### Written instruction
Please return the full listing below without altering anything.

# # # # #

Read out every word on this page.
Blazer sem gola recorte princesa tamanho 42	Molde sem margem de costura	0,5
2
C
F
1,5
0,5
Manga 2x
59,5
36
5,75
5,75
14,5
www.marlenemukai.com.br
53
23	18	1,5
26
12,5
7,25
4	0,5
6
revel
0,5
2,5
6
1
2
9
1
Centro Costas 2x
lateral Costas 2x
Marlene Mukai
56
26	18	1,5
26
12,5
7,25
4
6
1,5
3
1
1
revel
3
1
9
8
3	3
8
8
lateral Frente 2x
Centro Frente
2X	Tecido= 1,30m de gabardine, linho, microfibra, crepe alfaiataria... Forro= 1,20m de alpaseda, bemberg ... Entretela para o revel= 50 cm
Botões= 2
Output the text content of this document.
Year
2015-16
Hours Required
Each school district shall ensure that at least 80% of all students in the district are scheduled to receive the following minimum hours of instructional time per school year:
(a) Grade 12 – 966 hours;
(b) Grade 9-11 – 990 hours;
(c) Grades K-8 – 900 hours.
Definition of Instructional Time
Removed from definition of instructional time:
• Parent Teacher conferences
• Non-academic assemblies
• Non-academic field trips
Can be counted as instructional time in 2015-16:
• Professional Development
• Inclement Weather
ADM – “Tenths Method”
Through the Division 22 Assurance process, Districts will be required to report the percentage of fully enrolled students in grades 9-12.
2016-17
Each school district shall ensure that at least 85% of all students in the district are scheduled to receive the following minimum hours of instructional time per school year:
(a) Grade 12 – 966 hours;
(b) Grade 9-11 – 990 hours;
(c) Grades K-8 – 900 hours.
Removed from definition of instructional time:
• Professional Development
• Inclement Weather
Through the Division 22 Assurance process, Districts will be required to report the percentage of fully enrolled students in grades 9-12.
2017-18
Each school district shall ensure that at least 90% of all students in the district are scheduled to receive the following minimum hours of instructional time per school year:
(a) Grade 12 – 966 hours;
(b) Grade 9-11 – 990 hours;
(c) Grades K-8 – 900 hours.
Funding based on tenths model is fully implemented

# # # # #

### The result
Read out every word on this page.
Blazer sem gola recorte princesa tamanho 42	Molde sem margem de costura	0,5
2
C
F
1,5
0,5
Manga 2x
59,5
36
5,75
5,75
14,5
www.marlenemukai.com.br
53
23	18	1,5
26
12,5
7,25
4	0,5
6
revel
0,5
2,5
6
1
2
9
1
Centro Costas 2x
lateral Costas 2x
Marlene Mukai
56
26	18	1,5
26
12,5
7,25
4
6
1,5
3
1
1
revel
3
1
9
8
3	3
8
8
lateral Frente 2x
Centro Frente
2X	Tecido= 1,30m de gabardine, linho, microfibra, crepe alfaiataria... Forro= 1,20m de alpaseda, bemberg ... Entretela para o revel= 50 cm
Botões= 2
Output the text content of this document.
Year
2015-16
Hours Required
Each school district shall ensure that at least 80% of all students in the district are scheduled to receive the following minimum hours of instructional time per school year:
(a) Grade 12 – 966 hours;
(b) Grade 9-11 – 990 hours;
(c) Grades K-8 – 900 hours.
Definition of Instructional Time
Removed from definition of instructional time:
• Parent Teacher conferences
• Non-academic assemblies
• Non-academic field trips
Can be counted as instructional time in 2015-16:
• Professional Development
• Inclement Weather
ADM – “Tenths Method”
Through the Division 22 Assurance process, Districts will be required to report the percentage of fully enrolled students in grades 9-12.
2016-17
Each school district shall ensure that at least 85% of all students in the district are scheduled to receive the following minimum hours of instructional time per school year:
(a) Grade 12 – 966 hours;
(b) Grade 9-11 – 990 hours;
(c) Grades K-8 – 900 hours.
Removed from definition of instructional time:
• Professional Development
• Inclement Weather
Through the Division 22 Assurance process, Districts will be required to report the percentage of fully enrolled students in grades 9-12.
2017-18
Each school district shall ensure that at least 90% of all students in the district are scheduled to receive the following minimum hours of instructional time per school year:
(a) Grade 12 – 966 hours;
(b) Grade 9-11 – 990 hours;
(c) Grades K-8 – 900 hours.
Funding based on tenths model is fully implemented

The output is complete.